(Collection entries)
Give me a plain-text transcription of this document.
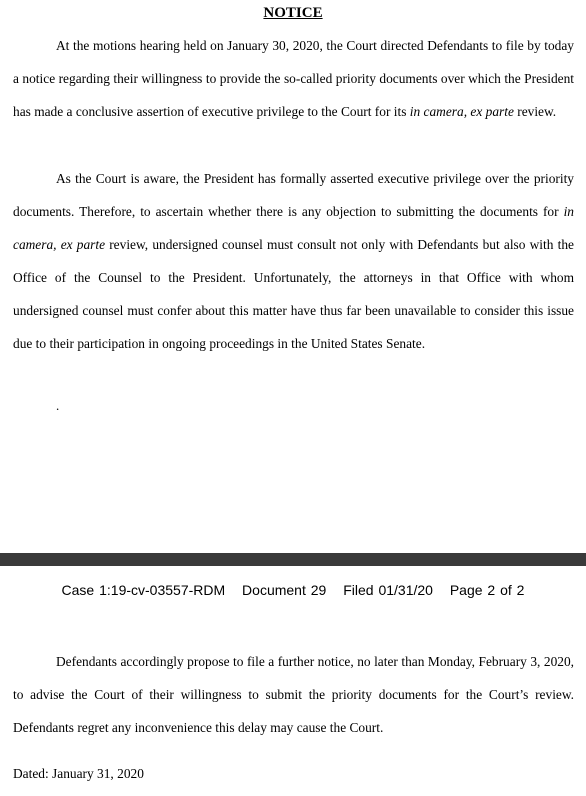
NOTICE

At the motions hearing held on January 30, 2020, the Court directed Defendants to file by today a notice regarding their willingness to provide the so-called priority documents over which the President has made a conclusive assertion of executive privilege to the Court for its in camera, ex parte review.

As the Court is aware, the President has formally asserted executive privilege over the priority documents. Therefore, to ascertain whether there is any objection to submitting the documents for in camera, ex parte review, undersigned counsel must consult not only with Defendants but also with the Office of the Counsel to the President. Unfortunately, the attorneys in that Office with whom undersigned counsel must confer about this matter have thus far been unavailable to consider this issue due to their participation in ongoing proceedings in the United States Senate.

.
Case 1:19-cv-03557-RDM Document 29 Filed 01/31/20 Page 2 of 2

Defendants accordingly propose to file a further notice, no later than Monday, February 3, 2020, to advise the Court of their willingness to submit the priority documents for the Court’s review. Defendants regret any inconvenience this delay may cause the Court.

Dated: January 31, 2020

*Work to complete:* Return the listing above unchanged, apart from dropping its pictures.

*The answer:*
Give me a plain-text transcription of this document.
NOTICE

At the motions hearing held on January 30, 2020, the Court directed Defendants to file by today a notice regarding their willingness to provide the so-called priority documents over which the President has made a conclusive assertion of executive privilege to the Court for its in camera, ex parte review.

As the Court is aware, the President has formally asserted executive privilege over the priority documents. Therefore, to ascertain whether there is any objection to submitting the documents for in camera, ex parte review, undersigned counsel must consult not only with Defendants but also with the Office of the Counsel to the President. Unfortunately, the attorneys in that Office with whom undersigned counsel must confer about this matter have thus far been unavailable to consider this issue due to their participation in ongoing proceedings in the United States Senate.

.
Case 1:19-cv-03557-RDM Document 29 Filed 01/31/20 Page 2 of 2

Defendants accordingly propose to file a further notice, no later than Monday, February 3, 2020, to advise the Court of their willingness to submit the priority documents for the Court’s review. Defendants regret any inconvenience this delay may cause the Court.

Dated: January 31, 2020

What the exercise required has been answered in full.